(Source records)
>> begin

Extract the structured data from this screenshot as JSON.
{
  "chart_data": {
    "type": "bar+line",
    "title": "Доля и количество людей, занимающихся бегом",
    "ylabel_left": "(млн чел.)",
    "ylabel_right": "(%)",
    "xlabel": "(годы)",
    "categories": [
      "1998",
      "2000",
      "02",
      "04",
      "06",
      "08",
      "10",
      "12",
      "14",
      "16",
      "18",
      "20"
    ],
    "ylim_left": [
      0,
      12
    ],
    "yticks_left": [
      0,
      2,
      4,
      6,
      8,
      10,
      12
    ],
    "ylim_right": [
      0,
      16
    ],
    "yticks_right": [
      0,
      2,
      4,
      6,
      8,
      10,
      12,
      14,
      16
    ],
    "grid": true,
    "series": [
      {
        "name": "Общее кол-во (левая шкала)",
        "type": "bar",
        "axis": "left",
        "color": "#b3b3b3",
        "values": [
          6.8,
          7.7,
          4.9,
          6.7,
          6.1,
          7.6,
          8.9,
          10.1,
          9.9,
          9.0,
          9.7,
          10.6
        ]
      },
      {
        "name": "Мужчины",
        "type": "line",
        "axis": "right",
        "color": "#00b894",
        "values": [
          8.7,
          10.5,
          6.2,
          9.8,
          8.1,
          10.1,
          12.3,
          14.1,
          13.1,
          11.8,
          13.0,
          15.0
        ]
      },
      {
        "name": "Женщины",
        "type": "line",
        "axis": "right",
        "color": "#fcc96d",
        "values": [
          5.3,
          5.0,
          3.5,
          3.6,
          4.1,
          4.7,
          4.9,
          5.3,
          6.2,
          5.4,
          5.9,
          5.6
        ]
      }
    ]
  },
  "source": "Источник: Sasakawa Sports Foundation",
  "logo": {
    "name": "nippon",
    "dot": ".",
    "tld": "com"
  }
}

>> end

## [DIRECTION]
Would you give the material above again, complete and exact?

## [EXERCISE RESPONSE]
Extract the structured data from this screenshot as JSON.
{
  "chart_data": {
    "type": "bar+line",
    "title": "Доля и количество людей, занимающихся бегом",
    "ylabel_left": "(млн чел.)",
    "ylabel_right": "(%)",
    "xlabel": "(годы)",
    "categories": [
      "1998",
      "2000",
      "02",
      "04",
      "06",
      "08",
      "10",
      "12",
      "14",
      "16",
      "18",
      "20"
    ],
    "ylim_left": [
      0,
      12
    ],
    "yticks_left": [
      0,
      2,
      4,
      6,
      8,
      10,
      12
    ],
    "ylim_right": [
      0,
      16
    ],
    "yticks_right": [
      0,
      2,
      4,
      6,
      8,
      10,
      12,
      14,
      16
    ],
    "grid": true,
    "series": [
      {
        "name": "Общее кол-во (левая шкала)",
        "type": "bar",
        "axis": "left",
        "color": "#b3b3b3",
        "values": [
          6.8,
          7.7,
          4.9,
          6.7,
          6.1,
          7.6,
          8.9,
          10.1,
          9.9,
          9.0,
          9.7,
          10.6
        ]
      },
      {
        "name": "Мужчины",
        "type": "line",
        "axis": "right",
        "color": "#00b894",
        "values": [
          8.7,
          10.5,
          6.2,
          9.8,
          8.1,
          10.1,
          12.3,
          14.1,
          13.1,
          11.8,
          13.0,
          15.0
        ]
      },
      {
        "name": "Женщины",
        "type": "line",
        "axis": "right",
        "color": "#fcc96d",
        "values": [
          5.3,
          5.0,
          3.5,
          3.6,
          4.1,
          4.7,
          4.9,
          5.3,
          6.2,
          5.4,
          5.9,
          5.6
        ]
      }
    ]
  },
  "source": "Источник: Sasakawa Sports Foundation",
  "logo": {
    "name": "nippon",
    "dot": ".",
    "tld": "com"
  }
}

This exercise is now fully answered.